[DIRECTIONS]:
Look through the records below, and copy out every line that holds the string "with".

Dataset entries

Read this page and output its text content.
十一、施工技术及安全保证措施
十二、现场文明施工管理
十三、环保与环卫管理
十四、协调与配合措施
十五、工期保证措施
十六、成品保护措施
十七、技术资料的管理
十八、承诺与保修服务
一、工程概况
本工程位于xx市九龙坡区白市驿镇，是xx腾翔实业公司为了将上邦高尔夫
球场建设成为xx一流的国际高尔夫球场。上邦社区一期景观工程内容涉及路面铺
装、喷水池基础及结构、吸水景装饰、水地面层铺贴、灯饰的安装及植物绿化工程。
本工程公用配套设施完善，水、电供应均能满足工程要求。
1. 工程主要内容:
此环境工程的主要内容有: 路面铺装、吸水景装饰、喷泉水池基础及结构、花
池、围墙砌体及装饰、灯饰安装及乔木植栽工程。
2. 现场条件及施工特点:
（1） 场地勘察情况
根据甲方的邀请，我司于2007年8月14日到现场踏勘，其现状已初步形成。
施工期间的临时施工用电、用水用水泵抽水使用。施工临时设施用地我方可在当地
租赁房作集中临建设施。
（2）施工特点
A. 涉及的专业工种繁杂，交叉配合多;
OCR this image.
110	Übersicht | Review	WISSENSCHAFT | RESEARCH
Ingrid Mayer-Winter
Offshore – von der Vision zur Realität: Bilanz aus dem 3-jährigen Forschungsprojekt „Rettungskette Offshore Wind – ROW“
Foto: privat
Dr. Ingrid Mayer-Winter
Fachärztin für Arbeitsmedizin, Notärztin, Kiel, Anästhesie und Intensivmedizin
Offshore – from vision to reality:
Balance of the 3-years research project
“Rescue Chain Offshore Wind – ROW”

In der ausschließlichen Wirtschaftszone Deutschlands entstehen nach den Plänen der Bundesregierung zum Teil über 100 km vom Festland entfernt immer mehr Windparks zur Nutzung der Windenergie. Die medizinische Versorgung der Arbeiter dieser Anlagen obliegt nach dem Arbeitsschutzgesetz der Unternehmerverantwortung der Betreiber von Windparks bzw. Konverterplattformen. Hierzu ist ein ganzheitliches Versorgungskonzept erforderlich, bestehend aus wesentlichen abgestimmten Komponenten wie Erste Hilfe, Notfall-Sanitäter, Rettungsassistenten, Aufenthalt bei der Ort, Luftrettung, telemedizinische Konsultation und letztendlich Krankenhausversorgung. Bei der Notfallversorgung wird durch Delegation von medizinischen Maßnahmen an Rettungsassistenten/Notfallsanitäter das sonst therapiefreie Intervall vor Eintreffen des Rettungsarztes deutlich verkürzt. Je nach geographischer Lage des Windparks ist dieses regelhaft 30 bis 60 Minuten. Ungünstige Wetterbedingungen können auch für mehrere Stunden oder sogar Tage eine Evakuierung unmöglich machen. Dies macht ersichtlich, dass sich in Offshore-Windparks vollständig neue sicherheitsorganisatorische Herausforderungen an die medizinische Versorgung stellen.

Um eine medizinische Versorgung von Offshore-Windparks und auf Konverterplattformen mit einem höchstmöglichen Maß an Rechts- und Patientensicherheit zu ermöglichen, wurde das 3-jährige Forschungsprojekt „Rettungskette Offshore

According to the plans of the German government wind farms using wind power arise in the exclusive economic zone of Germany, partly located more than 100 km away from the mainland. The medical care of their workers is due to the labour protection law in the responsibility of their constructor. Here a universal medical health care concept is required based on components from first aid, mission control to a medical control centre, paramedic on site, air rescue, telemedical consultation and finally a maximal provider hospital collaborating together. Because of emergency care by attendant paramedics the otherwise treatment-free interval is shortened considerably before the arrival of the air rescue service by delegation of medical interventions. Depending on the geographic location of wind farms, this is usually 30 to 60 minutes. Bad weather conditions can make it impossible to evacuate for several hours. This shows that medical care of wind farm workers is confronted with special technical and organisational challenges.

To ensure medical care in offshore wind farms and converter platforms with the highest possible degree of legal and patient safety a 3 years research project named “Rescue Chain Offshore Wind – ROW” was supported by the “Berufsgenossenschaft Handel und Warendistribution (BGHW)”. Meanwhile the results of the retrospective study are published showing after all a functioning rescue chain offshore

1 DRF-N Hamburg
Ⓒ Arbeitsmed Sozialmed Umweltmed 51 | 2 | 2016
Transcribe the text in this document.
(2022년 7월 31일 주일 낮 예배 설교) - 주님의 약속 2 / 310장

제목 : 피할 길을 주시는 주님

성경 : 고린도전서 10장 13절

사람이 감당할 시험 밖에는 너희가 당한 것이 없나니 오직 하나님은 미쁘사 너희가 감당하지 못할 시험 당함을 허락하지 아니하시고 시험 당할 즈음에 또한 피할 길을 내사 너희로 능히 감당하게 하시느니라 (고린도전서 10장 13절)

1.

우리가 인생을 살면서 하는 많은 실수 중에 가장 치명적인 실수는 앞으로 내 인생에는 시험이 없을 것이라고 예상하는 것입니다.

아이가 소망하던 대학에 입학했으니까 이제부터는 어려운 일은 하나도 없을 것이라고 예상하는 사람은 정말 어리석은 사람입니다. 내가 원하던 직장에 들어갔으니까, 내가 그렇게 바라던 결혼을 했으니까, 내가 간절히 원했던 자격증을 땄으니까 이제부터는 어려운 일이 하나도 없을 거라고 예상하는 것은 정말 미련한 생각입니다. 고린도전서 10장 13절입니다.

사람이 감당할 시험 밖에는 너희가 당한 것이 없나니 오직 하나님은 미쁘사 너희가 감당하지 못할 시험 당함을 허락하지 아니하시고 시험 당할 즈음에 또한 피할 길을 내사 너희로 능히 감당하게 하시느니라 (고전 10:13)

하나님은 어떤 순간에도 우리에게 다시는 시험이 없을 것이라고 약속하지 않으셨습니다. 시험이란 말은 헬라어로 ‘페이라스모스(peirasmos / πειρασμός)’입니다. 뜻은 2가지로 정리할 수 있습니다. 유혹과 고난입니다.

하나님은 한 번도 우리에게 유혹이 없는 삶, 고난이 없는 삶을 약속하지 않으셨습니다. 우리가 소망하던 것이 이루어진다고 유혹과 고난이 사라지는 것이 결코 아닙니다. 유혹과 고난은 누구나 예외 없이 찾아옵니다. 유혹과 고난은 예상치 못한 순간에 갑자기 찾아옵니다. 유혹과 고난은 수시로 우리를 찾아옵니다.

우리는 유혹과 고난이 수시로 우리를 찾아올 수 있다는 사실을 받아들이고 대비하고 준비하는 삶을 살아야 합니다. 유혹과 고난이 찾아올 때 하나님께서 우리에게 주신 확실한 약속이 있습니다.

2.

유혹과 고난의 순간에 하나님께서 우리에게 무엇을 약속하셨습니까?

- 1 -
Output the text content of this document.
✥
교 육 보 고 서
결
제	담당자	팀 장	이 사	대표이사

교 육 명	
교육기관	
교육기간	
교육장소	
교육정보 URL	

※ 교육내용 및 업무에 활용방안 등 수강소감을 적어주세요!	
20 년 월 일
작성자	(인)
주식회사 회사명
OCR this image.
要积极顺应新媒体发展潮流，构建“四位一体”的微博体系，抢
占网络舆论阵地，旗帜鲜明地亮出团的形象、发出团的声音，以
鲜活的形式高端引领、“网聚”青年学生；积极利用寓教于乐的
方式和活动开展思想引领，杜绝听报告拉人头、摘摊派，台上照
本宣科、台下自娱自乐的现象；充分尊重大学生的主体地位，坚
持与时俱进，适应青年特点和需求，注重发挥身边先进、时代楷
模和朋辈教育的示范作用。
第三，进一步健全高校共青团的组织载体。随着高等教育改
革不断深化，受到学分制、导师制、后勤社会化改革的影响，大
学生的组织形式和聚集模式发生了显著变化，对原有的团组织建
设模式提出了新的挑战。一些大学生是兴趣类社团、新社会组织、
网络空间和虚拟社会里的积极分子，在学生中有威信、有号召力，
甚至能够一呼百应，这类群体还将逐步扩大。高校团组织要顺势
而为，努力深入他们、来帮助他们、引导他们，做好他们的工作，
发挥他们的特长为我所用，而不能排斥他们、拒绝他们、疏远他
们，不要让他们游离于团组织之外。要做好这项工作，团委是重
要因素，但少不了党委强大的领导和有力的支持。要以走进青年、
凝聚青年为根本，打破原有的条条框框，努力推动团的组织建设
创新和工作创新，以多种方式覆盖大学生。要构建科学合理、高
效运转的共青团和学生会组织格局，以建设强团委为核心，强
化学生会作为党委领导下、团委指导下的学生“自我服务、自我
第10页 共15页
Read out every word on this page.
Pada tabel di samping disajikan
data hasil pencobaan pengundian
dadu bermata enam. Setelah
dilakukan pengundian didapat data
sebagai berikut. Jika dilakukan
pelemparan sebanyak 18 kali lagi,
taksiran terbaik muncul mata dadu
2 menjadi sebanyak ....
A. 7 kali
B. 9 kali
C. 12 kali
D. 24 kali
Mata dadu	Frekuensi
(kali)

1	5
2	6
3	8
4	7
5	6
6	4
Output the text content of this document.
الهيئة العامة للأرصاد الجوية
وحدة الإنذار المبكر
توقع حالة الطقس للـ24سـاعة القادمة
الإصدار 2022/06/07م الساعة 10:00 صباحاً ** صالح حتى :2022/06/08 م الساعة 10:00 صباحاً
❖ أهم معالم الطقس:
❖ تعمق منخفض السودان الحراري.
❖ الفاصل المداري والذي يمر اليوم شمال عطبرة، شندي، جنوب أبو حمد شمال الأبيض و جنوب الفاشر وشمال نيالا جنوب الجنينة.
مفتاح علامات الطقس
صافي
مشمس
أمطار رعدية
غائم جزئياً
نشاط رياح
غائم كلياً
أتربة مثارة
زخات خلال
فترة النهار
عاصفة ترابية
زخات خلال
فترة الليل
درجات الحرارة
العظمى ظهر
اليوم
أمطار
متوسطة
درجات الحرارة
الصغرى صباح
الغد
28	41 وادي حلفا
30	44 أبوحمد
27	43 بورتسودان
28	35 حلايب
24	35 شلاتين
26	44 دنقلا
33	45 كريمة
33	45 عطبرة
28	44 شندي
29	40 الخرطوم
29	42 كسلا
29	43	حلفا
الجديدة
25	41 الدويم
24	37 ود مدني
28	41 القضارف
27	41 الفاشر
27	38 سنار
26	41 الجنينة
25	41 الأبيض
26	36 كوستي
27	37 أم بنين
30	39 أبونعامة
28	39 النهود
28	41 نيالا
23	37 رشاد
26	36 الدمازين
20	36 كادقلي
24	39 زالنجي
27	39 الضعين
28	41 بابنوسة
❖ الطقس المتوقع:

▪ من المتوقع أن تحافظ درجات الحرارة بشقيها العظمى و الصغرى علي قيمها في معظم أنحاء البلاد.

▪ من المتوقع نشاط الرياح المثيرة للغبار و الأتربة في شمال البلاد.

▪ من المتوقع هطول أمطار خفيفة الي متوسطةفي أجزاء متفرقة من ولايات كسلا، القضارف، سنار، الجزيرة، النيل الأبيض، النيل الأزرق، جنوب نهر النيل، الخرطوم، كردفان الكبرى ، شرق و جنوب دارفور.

[WRITTEN RESPONSE]:
According to the plans of the German government wind farms using wind power arise in the exclusive economic zone of Germany, partly located more than 100 km away from the mainland. The medical care of their workers is due to the labour protection law in the responsibility of their constructor. Here a universal medical health care concept is required based on components from first aid, mission control to a medical control centre, paramedic on site, air rescue, telemedical consultation and finally a maximal provider hospital collaborating together. Because of emergency care by attendant paramedics the otherwise treatment-free interval is shortened considerably before the arrival of the air rescue service by delegation of medical interventions. Depending on the geographic location of wind farms, this is usually 30 to 60 minutes. Bad weather conditions can make it impossible to evacuate for several hours. This shows that medical care of wind farm workers is confronted with special technical and organisational challenges.
To ensure medical care in offshore wind farms and converter platforms with the highest possible degree of legal and patient safety a 3 years research project named “Rescue Chain Offshore Wind – ROW” was supported by the “Berufsgenossenschaft Handel und Warendistribution (BGHW)”. Meanwhile the results of the retrospective study are published showing after all a functioning rescue chain offshore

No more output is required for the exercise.